## [Short task]
Extract the entries in their exact form.

Records from a data source:
##########
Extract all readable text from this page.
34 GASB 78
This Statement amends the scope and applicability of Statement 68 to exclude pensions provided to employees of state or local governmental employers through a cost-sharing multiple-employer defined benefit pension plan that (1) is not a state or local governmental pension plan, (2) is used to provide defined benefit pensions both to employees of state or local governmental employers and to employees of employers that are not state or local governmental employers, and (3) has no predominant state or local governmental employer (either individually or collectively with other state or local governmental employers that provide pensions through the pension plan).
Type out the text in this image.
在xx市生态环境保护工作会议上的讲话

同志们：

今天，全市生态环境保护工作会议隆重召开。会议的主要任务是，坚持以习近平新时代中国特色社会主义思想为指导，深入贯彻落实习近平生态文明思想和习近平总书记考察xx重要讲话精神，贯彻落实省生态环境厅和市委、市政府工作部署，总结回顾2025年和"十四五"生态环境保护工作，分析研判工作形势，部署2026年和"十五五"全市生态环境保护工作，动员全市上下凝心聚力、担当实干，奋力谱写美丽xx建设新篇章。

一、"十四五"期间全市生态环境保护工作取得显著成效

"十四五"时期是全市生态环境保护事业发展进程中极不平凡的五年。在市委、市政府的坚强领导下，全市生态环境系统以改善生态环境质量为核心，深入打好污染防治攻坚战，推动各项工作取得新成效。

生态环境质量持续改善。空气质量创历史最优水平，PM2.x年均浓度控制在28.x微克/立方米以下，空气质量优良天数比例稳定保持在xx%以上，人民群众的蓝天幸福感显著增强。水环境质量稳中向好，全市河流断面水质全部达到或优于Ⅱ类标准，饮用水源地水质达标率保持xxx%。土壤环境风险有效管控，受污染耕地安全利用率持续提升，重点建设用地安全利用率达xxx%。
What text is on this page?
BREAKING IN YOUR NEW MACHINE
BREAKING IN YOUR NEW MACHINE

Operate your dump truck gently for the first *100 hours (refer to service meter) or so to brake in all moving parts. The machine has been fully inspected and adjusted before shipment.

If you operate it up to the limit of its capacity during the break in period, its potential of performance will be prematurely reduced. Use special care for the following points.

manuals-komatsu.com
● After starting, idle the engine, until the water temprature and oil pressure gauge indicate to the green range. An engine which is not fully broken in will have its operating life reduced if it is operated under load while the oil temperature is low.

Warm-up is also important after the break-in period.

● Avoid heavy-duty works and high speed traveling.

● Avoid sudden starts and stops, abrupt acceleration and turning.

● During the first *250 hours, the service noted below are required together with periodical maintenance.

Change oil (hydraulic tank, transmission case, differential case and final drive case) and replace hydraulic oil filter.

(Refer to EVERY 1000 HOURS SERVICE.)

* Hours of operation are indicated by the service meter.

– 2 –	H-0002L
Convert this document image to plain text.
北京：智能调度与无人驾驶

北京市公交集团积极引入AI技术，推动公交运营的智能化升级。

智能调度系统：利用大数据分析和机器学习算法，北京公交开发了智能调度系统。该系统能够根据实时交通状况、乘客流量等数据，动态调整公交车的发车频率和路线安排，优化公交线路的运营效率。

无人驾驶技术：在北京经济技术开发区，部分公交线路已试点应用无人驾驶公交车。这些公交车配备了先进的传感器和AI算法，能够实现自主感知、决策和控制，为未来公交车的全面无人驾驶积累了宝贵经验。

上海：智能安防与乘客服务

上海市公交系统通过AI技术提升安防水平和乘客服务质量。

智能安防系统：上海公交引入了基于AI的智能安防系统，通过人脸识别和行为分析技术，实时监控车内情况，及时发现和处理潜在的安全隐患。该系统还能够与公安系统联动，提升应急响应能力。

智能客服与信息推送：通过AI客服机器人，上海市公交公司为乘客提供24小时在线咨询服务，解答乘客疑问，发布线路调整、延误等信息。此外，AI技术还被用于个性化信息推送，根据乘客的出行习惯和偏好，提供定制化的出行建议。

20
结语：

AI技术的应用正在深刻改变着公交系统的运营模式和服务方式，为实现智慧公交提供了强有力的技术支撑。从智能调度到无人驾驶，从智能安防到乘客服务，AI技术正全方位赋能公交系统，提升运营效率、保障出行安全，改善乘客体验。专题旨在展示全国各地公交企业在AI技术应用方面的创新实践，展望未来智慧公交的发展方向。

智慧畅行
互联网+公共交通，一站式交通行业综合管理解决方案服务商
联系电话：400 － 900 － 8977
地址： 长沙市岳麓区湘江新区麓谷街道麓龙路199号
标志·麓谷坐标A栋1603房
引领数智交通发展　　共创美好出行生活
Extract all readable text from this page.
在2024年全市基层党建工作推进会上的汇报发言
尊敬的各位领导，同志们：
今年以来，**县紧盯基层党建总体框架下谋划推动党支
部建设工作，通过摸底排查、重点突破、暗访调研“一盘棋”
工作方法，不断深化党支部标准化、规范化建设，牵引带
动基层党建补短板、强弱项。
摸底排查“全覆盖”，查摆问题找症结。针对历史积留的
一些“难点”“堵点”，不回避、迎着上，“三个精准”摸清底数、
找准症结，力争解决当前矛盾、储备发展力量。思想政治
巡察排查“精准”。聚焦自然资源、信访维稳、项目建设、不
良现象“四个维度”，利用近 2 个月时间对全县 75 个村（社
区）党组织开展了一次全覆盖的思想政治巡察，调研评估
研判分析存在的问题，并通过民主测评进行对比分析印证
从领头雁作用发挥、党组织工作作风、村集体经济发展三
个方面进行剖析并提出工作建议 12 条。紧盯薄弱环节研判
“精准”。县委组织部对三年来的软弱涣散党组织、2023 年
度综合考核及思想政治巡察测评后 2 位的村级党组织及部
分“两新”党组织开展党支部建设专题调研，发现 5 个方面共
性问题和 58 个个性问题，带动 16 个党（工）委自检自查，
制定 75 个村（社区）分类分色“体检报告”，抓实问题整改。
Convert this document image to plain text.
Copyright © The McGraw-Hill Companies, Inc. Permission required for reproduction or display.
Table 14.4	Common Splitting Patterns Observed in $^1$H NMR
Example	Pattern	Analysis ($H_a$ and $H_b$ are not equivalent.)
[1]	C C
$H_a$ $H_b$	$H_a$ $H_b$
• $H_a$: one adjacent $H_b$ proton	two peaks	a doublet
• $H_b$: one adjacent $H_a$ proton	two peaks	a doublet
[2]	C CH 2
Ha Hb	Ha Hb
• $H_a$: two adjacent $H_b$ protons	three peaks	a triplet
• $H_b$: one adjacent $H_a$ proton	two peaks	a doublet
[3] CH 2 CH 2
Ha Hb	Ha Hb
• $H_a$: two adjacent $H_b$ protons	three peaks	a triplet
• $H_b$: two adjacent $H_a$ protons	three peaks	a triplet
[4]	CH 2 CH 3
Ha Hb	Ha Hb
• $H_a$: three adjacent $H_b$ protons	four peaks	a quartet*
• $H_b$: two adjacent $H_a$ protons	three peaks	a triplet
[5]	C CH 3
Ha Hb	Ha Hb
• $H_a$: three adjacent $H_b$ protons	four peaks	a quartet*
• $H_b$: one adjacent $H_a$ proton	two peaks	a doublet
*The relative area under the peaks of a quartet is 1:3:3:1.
##########
## [The result]
Extract all readable text from this page.
34 GASB 78
This Statement amends the scope and applicability of Statement 68 to exclude pensions provided to employees of state or local governmental employers through a cost-sharing multiple-employer defined benefit pension plan that (1) is not a state or local governmental pension plan, (2) is used to provide defined benefit pensions both to employees of state or local governmental employers and to employees of employers that are not state or local governmental employers, and (3) has no predominant state or local governmental employer (either individually or collectively with other state or local governmental employers that provide pensions through the pension plan).
Type out the text in this image.
在xx市生态环境保护工作会议上的讲话

同志们：

今天，全市生态环境保护工作会议隆重召开。会议的主要任务是，坚持以习近平新时代中国特色社会主义思想为指导，深入贯彻落实习近平生态文明思想和习近平总书记考察xx重要讲话精神，贯彻落实省生态环境厅和市委、市政府工作部署，总结回顾2025年和"十四五"生态环境保护工作，分析研判工作形势，部署2026年和"十五五"全市生态环境保护工作，动员全市上下凝心聚力、担当实干，奋力谱写美丽xx建设新篇章。

一、"十四五"期间全市生态环境保护工作取得显著成效

"十四五"时期是全市生态环境保护事业发展进程中极不平凡的五年。在市委、市政府的坚强领导下，全市生态环境系统以改善生态环境质量为核心，深入打好污染防治攻坚战，推动各项工作取得新成效。

生态环境质量持续改善。空气质量创历史最优水平，PM2.x年均浓度控制在28.x微克/立方米以下，空气质量优良天数比例稳定保持在xx%以上，人民群众的蓝天幸福感显著增强。水环境质量稳中向好，全市河流断面水质全部达到或优于Ⅱ类标准，饮用水源地水质达标率保持xxx%。土壤环境风险有效管控，受污染耕地安全利用率持续提升，重点建设用地安全利用率达xxx%。
What text is on this page?
BREAKING IN YOUR NEW MACHINE
BREAKING IN YOUR NEW MACHINE

Operate your dump truck gently for the first *100 hours (refer to service meter) or so to brake in all moving parts. The machine has been fully inspected and adjusted before shipment.

If you operate it up to the limit of its capacity during the break in period, its potential of performance will be prematurely reduced. Use special care for the following points.

manuals-komatsu.com
● After starting, idle the engine, until the water temprature and oil pressure gauge indicate to the green range. An engine which is not fully broken in will have its operating life reduced if it is operated under load while the oil temperature is low.

Warm-up is also important after the break-in period.

● Avoid heavy-duty works and high speed traveling.

● Avoid sudden starts and stops, abrupt acceleration and turning.

● During the first *250 hours, the service noted below are required together with periodical maintenance.

Change oil (hydraulic tank, transmission case, differential case and final drive case) and replace hydraulic oil filter.

(Refer to EVERY 1000 HOURS SERVICE.)

* Hours of operation are indicated by the service meter.

– 2 –	H-0002L
Convert this document image to plain text.
北京：智能调度与无人驾驶

北京市公交集团积极引入AI技术，推动公交运营的智能化升级。

智能调度系统：利用大数据分析和机器学习算法，北京公交开发了智能调度系统。该系统能够根据实时交通状况、乘客流量等数据，动态调整公交车的发车频率和路线安排，优化公交线路的运营效率。

无人驾驶技术：在北京经济技术开发区，部分公交线路已试点应用无人驾驶公交车。这些公交车配备了先进的传感器和AI算法，能够实现自主感知、决策和控制，为未来公交车的全面无人驾驶积累了宝贵经验。

上海：智能安防与乘客服务

上海市公交系统通过AI技术提升安防水平和乘客服务质量。

智能安防系统：上海公交引入了基于AI的智能安防系统，通过人脸识别和行为分析技术，实时监控车内情况，及时发现和处理潜在的安全隐患。该系统还能够与公安系统联动，提升应急响应能力。

智能客服与信息推送：通过AI客服机器人，上海市公交公司为乘客提供24小时在线咨询服务，解答乘客疑问，发布线路调整、延误等信息。此外，AI技术还被用于个性化信息推送，根据乘客的出行习惯和偏好，提供定制化的出行建议。

20
结语：

AI技术的应用正在深刻改变着公交系统的运营模式和服务方式，为实现智慧公交提供了强有力的技术支撑。从智能调度到无人驾驶，从智能安防到乘客服务，AI技术正全方位赋能公交系统，提升运营效率、保障出行安全，改善乘客体验。专题旨在展示全国各地公交企业在AI技术应用方面的创新实践，展望未来智慧公交的发展方向。

智慧畅行
互联网+公共交通，一站式交通行业综合管理解决方案服务商
联系电话：400 － 900 － 8977
地址： 长沙市岳麓区湘江新区麓谷街道麓龙路199号
标志·麓谷坐标A栋1603房
引领数智交通发展　　共创美好出行生活
Extract all readable text from this page.
在2024年全市基层党建工作推进会上的汇报发言
尊敬的各位领导，同志们：
今年以来，**县紧盯基层党建总体框架下谋划推动党支
部建设工作，通过摸底排查、重点突破、暗访调研“一盘棋”
工作方法，不断深化党支部标准化、规范化建设，牵引带
动基层党建补短板、强弱项。
摸底排查“全覆盖”，查摆问题找症结。针对历史积留的
一些“难点”“堵点”，不回避、迎着上，“三个精准”摸清底数、
找准症结，力争解决当前矛盾、储备发展力量。思想政治
巡察排查“精准”。聚焦自然资源、信访维稳、项目建设、不
良现象“四个维度”，利用近 2 个月时间对全县 75 个村（社
区）党组织开展了一次全覆盖的思想政治巡察，调研评估
研判分析存在的问题，并通过民主测评进行对比分析印证
从领头雁作用发挥、党组织工作作风、村集体经济发展三
个方面进行剖析并提出工作建议 12 条。紧盯薄弱环节研判
“精准”。县委组织部对三年来的软弱涣散党组织、2023 年
度综合考核及思想政治巡察测评后 2 位的村级党组织及部
分“两新”党组织开展党支部建设专题调研，发现 5 个方面共
性问题和 58 个个性问题，带动 16 个党（工）委自检自查，
制定 75 个村（社区）分类分色“体检报告”，抓实问题整改。
Convert this document image to plain text.
Copyright © The McGraw-Hill Companies, Inc. Permission required for reproduction or display.
Table 14.4	Common Splitting Patterns Observed in $^1$H NMR
Example	Pattern	Analysis ($H_a$ and $H_b$ are not equivalent.)
[1]	C C
$H_a$ $H_b$	$H_a$ $H_b$
• $H_a$: one adjacent $H_b$ proton	two peaks	a doublet
• $H_b$: one adjacent $H_a$ proton	two peaks	a doublet
[2]	C CH 2
Ha Hb	Ha Hb
• $H_a$: two adjacent $H_b$ protons	three peaks	a triplet
• $H_b$: one adjacent $H_a$ proton	two peaks	a doublet
[3] CH 2 CH 2
Ha Hb	Ha Hb
• $H_a$: two adjacent $H_b$ protons	three peaks	a triplet
• $H_b$: two adjacent $H_a$ protons	three peaks	a triplet
[4]	CH 2 CH 3
Ha Hb	Ha Hb
• $H_a$: three adjacent $H_b$ protons	four peaks	a quartet*
• $H_b$: two adjacent $H_a$ protons	three peaks	a triplet
[5]	C CH 3
Ha Hb	Ha Hb
• $H_a$: three adjacent $H_b$ protons	four peaks	a quartet*
• $H_b$: one adjacent $H_a$ proton	two peaks	a doublet
*The relative area under the peaks of a quartet is 1:3:3:1.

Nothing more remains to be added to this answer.